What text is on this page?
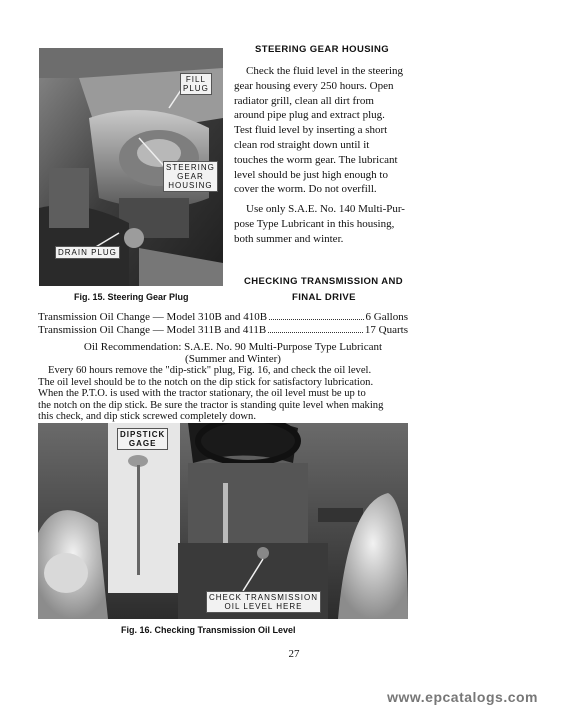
FILL
PLUG
STEERING
GEAR
HOUSING
DRAIN PLUG
Fig. 15. Steering Gear Plug
STEERING GEAR HOUSING
Check the fluid level in the steering
gear housing every 250 hours. Open
radiator grill, clean all dirt from
around pipe plug and extract plug.
Test fluid level by inserting a short
clean rod straight down until it
touches the worm gear. The lubricant
level should be just high enough to
cover the worm. Do not overfill.
Use only S.A.E. No. 140 Multi-Pur-
pose Type Lubricant in this housing,
both summer and winter.
CHECKING TRANSMISSION AND
FINAL DRIVE
Transmission Oil Change — Model 310B and 410B	6 Gallons
Transmission Oil Change — Model 311B and 411B	17 Quarts
Oil Recommendation: S.A.E. No. 90 Multi-Purpose Type Lubricant
(Summer and Winter)
Every 60 hours remove the "dip-stick" plug, Fig. 16, and check the oil level.
The oil level should be to the notch on the dip stick for satisfactory lubrication.
When the P.T.O. is used with the tractor stationary, the oil level must be up to
the notch on the dip stick. Be sure the tractor is standing quite level when making
this check, and dip stick screwed completely down.
DIPSTICK
GAGE
CHECK TRANSMISSION
OIL LEVEL HERE
Fig. 16. Checking Transmission Oil Level
27
www.epcatalogs.com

□ □ □ □ □ □ □

Transcribe the material exactly, leaving every picture out.

> RESULT OF THIS TASK:
What text is on this page?
FILL
PLUG
STEERING
GEAR
HOUSING
DRAIN PLUG
Fig. 15. Steering Gear Plug
STEERING GEAR HOUSING
Check the fluid level in the steering
gear housing every 250 hours. Open
radiator grill, clean all dirt from
around pipe plug and extract plug.
Test fluid level by inserting a short
clean rod straight down until it
touches the worm gear. The lubricant
level should be just high enough to
cover the worm. Do not overfill.
Use only S.A.E. No. 140 Multi-Pur-
pose Type Lubricant in this housing,
both summer and winter.
CHECKING TRANSMISSION AND
FINAL DRIVE
Transmission Oil Change — Model 310B and 410B	6 Gallons
Transmission Oil Change — Model 311B and 411B	17 Quarts
Oil Recommendation: S.A.E. No. 90 Multi-Purpose Type Lubricant
(Summer and Winter)
Every 60 hours remove the "dip-stick" plug, Fig. 16, and check the oil level.
The oil level should be to the notch on the dip stick for satisfactory lubrication.
When the P.T.O. is used with the tractor stationary, the oil level must be up to
the notch on the dip stick. Be sure the tractor is standing quite level when making
this check, and dip stick screwed completely down.
DIPSTICK
GAGE
CHECK TRANSMISSION
OIL LEVEL HERE
Fig. 16. Checking Transmission Oil Level
27
www.epcatalogs.com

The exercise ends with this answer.